(Records that describe figures)

________

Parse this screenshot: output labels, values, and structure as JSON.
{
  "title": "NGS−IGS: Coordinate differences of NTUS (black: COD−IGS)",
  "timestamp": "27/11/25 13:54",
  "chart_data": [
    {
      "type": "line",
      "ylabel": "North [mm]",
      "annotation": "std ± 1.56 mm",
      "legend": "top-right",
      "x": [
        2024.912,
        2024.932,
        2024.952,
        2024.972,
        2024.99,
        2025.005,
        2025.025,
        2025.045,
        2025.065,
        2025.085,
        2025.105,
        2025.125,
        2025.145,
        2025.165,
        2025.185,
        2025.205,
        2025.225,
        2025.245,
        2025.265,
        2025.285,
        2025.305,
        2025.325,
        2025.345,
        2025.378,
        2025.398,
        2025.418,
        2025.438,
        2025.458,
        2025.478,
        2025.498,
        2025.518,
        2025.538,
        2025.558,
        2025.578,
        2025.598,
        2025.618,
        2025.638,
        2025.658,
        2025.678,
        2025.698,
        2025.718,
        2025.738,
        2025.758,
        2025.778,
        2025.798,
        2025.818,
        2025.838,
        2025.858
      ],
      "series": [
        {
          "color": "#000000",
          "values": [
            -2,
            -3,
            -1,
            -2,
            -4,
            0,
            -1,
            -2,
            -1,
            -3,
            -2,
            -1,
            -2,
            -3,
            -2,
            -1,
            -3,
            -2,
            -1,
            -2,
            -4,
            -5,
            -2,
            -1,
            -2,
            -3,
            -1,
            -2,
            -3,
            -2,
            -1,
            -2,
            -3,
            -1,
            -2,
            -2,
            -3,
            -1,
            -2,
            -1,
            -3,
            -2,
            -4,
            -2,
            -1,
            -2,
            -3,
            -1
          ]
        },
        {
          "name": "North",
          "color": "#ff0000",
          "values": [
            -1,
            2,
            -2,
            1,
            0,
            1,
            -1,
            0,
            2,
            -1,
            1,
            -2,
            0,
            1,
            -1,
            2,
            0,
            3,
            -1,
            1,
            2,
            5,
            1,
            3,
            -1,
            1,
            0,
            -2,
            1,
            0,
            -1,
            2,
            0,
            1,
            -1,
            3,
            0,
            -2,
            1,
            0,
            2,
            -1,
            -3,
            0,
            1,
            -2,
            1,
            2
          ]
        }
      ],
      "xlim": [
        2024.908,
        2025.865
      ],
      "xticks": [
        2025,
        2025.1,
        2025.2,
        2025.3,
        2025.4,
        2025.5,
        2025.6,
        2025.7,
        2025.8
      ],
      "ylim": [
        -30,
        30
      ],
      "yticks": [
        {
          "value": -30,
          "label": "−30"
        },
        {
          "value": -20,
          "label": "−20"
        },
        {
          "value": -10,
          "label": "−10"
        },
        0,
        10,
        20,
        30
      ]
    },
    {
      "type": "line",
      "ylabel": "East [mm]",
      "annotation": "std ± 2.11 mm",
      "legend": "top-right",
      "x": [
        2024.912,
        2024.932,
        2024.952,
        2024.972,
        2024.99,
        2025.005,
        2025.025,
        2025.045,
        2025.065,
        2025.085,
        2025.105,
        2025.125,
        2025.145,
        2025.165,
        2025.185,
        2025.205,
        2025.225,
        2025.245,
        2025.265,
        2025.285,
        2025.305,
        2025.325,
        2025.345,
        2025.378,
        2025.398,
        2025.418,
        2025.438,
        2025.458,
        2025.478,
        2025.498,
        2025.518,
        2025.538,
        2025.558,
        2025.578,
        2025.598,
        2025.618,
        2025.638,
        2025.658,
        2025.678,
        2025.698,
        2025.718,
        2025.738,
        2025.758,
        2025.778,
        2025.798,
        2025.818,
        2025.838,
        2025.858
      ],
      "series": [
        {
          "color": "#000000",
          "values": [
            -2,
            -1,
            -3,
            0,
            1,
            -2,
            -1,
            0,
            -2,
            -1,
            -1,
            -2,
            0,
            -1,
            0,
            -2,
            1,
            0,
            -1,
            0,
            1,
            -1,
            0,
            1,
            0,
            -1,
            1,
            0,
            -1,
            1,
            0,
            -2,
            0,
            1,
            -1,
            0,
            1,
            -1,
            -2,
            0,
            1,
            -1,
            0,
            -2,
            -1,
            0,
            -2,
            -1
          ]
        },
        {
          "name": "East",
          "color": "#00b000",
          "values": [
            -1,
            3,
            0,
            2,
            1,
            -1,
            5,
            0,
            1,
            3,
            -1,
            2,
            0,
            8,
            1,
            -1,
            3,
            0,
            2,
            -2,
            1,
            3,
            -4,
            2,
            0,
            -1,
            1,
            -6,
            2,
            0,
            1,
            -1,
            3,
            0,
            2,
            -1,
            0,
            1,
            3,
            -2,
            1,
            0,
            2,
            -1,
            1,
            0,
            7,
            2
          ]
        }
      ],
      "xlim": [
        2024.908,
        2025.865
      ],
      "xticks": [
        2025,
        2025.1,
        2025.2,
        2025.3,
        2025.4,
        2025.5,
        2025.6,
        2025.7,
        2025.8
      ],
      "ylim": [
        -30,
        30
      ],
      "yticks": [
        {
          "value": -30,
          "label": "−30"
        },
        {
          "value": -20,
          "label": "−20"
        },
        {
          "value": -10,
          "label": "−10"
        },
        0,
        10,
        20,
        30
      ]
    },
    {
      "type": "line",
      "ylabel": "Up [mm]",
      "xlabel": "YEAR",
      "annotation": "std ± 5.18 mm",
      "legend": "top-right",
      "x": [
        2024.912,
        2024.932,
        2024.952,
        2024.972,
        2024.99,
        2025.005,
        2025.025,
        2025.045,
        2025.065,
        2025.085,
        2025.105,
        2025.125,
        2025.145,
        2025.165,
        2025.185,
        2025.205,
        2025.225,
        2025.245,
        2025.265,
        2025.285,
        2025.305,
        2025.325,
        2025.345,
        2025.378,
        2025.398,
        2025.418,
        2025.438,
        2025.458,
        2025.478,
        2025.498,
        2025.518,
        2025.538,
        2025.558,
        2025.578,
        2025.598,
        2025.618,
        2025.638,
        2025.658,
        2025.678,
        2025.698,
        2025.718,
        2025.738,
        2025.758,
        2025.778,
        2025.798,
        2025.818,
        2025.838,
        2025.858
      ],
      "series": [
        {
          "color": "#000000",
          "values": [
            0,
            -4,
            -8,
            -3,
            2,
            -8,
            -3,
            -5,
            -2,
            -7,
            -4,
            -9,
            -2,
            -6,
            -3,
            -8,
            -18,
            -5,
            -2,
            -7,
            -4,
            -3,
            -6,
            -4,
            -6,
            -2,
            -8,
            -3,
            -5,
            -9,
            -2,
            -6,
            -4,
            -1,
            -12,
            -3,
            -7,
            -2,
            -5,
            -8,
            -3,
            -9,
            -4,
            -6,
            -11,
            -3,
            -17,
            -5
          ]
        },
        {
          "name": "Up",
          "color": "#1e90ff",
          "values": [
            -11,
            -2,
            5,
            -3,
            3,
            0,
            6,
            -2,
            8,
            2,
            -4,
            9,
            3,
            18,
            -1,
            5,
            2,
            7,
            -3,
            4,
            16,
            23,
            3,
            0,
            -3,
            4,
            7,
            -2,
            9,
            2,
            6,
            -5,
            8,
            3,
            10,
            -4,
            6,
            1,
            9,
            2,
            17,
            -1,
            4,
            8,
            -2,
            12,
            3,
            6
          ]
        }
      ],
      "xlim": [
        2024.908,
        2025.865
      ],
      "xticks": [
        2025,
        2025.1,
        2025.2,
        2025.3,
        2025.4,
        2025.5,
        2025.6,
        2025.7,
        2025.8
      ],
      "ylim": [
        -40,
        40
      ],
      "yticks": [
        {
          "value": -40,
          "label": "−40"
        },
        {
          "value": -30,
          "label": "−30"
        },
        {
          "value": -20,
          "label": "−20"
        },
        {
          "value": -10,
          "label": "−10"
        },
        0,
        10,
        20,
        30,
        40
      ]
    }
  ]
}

________

• **DESCRIPTION OF THE TASK**:
Make a list of all lines in the data that contain "ylabel".

• **PROBLEM SOLUTION**:
      "ylabel": "North [mm]",
      "ylabel": "East [mm]",
      "ylabel": "Up [mm]",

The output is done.